(Dataset entries on figures)
· · · ·
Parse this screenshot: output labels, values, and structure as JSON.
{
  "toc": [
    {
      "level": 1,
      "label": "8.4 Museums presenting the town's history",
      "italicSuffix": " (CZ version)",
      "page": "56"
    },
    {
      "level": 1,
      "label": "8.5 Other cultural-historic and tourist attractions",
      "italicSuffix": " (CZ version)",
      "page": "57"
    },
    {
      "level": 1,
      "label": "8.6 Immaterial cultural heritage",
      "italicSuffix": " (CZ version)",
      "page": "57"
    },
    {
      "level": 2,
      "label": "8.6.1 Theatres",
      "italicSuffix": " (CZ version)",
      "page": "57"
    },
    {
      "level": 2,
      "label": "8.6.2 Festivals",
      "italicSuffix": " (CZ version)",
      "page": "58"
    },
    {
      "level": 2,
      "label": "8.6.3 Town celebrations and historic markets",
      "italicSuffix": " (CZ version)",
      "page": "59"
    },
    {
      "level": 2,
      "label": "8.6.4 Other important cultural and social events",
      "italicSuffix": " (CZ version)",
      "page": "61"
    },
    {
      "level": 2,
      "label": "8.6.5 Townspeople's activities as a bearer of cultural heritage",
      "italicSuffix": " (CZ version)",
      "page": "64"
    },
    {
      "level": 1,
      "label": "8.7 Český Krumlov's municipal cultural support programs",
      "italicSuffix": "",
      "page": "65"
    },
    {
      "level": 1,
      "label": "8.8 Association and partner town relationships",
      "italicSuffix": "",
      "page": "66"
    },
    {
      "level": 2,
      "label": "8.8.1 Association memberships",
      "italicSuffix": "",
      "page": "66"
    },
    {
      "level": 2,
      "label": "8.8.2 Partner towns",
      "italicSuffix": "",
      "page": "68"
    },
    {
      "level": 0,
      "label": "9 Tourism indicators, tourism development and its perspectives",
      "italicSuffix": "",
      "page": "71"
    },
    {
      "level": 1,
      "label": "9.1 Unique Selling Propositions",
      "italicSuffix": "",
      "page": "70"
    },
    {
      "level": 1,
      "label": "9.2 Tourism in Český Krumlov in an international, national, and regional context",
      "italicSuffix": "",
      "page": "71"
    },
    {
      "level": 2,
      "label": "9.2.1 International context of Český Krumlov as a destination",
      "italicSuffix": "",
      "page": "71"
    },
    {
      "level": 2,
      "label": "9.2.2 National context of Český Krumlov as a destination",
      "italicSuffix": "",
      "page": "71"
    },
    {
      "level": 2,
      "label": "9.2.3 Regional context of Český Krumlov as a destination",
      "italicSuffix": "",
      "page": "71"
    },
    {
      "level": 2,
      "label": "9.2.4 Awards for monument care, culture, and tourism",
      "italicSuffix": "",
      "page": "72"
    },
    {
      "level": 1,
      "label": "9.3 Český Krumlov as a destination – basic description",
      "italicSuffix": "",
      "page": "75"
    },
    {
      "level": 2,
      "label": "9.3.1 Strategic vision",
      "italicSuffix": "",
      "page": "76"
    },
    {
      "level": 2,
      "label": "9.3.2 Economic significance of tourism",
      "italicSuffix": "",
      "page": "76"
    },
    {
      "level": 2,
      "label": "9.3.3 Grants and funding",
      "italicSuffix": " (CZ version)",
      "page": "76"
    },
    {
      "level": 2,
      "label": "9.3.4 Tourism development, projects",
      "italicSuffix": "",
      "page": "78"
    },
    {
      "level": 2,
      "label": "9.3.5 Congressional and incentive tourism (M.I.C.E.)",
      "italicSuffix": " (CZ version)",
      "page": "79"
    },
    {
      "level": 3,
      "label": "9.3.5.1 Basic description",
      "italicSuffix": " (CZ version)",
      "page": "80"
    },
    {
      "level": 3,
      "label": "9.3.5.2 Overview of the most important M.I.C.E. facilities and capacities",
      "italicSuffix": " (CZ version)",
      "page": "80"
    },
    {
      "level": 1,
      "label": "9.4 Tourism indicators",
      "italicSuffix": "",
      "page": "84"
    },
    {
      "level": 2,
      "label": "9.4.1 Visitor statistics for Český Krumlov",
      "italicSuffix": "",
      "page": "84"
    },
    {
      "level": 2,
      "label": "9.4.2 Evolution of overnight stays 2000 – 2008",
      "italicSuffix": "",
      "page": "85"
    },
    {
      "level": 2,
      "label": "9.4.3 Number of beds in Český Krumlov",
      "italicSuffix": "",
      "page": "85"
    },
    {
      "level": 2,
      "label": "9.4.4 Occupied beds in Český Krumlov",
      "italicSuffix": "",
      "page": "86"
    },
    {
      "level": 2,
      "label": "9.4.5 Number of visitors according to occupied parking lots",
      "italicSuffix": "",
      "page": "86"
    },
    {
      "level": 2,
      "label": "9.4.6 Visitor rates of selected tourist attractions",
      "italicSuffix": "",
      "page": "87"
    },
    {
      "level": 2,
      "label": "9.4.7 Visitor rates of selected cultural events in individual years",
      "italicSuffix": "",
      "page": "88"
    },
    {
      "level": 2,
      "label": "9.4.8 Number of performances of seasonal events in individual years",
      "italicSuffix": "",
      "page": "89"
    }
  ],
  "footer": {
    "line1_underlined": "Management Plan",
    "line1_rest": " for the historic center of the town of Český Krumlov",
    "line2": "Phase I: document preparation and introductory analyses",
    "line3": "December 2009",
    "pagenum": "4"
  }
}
· · · ·
Exercise instructions:
Reproduce the full listing exactly.

The answer:
Parse this screenshot: output labels, values, and structure as JSON.
{
  "toc": [
    {
      "level": 1,
      "label": "8.4 Museums presenting the town's history",
      "italicSuffix": " (CZ version)",
      "page": "56"
    },
    {
      "level": 1,
      "label": "8.5 Other cultural-historic and tourist attractions",
      "italicSuffix": " (CZ version)",
      "page": "57"
    },
    {
      "level": 1,
      "label": "8.6 Immaterial cultural heritage",
      "italicSuffix": " (CZ version)",
      "page": "57"
    },
    {
      "level": 2,
      "label": "8.6.1 Theatres",
      "italicSuffix": " (CZ version)",
      "page": "57"
    },
    {
      "level": 2,
      "label": "8.6.2 Festivals",
      "italicSuffix": " (CZ version)",
      "page": "58"
    },
    {
      "level": 2,
      "label": "8.6.3 Town celebrations and historic markets",
      "italicSuffix": " (CZ version)",
      "page": "59"
    },
    {
      "level": 2,
      "label": "8.6.4 Other important cultural and social events",
      "italicSuffix": " (CZ version)",
      "page": "61"
    },
    {
      "level": 2,
      "label": "8.6.5 Townspeople's activities as a bearer of cultural heritage",
      "italicSuffix": " (CZ version)",
      "page": "64"
    },
    {
      "level": 1,
      "label": "8.7 Český Krumlov's municipal cultural support programs",
      "italicSuffix": "",
      "page": "65"
    },
    {
      "level": 1,
      "label": "8.8 Association and partner town relationships",
      "italicSuffix": "",
      "page": "66"
    },
    {
      "level": 2,
      "label": "8.8.1 Association memberships",
      "italicSuffix": "",
      "page": "66"
    },
    {
      "level": 2,
      "label": "8.8.2 Partner towns",
      "italicSuffix": "",
      "page": "68"
    },
    {
      "level": 0,
      "label": "9 Tourism indicators, tourism development and its perspectives",
      "italicSuffix": "",
      "page": "71"
    },
    {
      "level": 1,
      "label": "9.1 Unique Selling Propositions",
      "italicSuffix": "",
      "page": "70"
    },
    {
      "level": 1,
      "label": "9.2 Tourism in Český Krumlov in an international, national, and regional context",
      "italicSuffix": "",
      "page": "71"
    },
    {
      "level": 2,
      "label": "9.2.1 International context of Český Krumlov as a destination",
      "italicSuffix": "",
      "page": "71"
    },
    {
      "level": 2,
      "label": "9.2.2 National context of Český Krumlov as a destination",
      "italicSuffix": "",
      "page": "71"
    },
    {
      "level": 2,
      "label": "9.2.3 Regional context of Český Krumlov as a destination",
      "italicSuffix": "",
      "page": "71"
    },
    {
      "level": 2,
      "label": "9.2.4 Awards for monument care, culture, and tourism",
      "italicSuffix": "",
      "page": "72"
    },
    {
      "level": 1,
      "label": "9.3 Český Krumlov as a destination – basic description",
      "italicSuffix": "",
      "page": "75"
    },
    {
      "level": 2,
      "label": "9.3.1 Strategic vision",
      "italicSuffix": "",
      "page": "76"
    },
    {
      "level": 2,
      "label": "9.3.2 Economic significance of tourism",
      "italicSuffix": "",
      "page": "76"
    },
    {
      "level": 2,
      "label": "9.3.3 Grants and funding",
      "italicSuffix": " (CZ version)",
      "page": "76"
    },
    {
      "level": 2,
      "label": "9.3.4 Tourism development, projects",
      "italicSuffix": "",
      "page": "78"
    },
    {
      "level": 2,
      "label": "9.3.5 Congressional and incentive tourism (M.I.C.E.)",
      "italicSuffix": " (CZ version)",
      "page": "79"
    },
    {
      "level": 3,
      "label": "9.3.5.1 Basic description",
      "italicSuffix": " (CZ version)",
      "page": "80"
    },
    {
      "level": 3,
      "label": "9.3.5.2 Overview of the most important M.I.C.E. facilities and capacities",
      "italicSuffix": " (CZ version)",
      "page": "80"
    },
    {
      "level": 1,
      "label": "9.4 Tourism indicators",
      "italicSuffix": "",
      "page": "84"
    },
    {
      "level": 2,
      "label": "9.4.1 Visitor statistics for Český Krumlov",
      "italicSuffix": "",
      "page": "84"
    },
    {
      "level": 2,
      "label": "9.4.2 Evolution of overnight stays 2000 – 2008",
      "italicSuffix": "",
      "page": "85"
    },
    {
      "level": 2,
      "label": "9.4.3 Number of beds in Český Krumlov",
      "italicSuffix": "",
      "page": "85"
    },
    {
      "level": 2,
      "label": "9.4.4 Occupied beds in Český Krumlov",
      "italicSuffix": "",
      "page": "86"
    },
    {
      "level": 2,
      "label": "9.4.5 Number of visitors according to occupied parking lots",
      "italicSuffix": "",
      "page": "86"
    },
    {
      "level": 2,
      "label": "9.4.6 Visitor rates of selected tourist attractions",
      "italicSuffix": "",
      "page": "87"
    },
    {
      "level": 2,
      "label": "9.4.7 Visitor rates of selected cultural events in individual years",
      "italicSuffix": "",
      "page": "88"
    },
    {
      "level": 2,
      "label": "9.4.8 Number of performances of seasonal events in individual years",
      "italicSuffix": "",
      "page": "89"
    }
  ],
  "footer": {
    "line1_underlined": "Management Plan",
    "line1_rest": " for the historic center of the town of Český Krumlov",
    "line2": "Phase I: document preparation and introductory analyses",
    "line3": "December 2009",
    "pagenum": "4"
  }
}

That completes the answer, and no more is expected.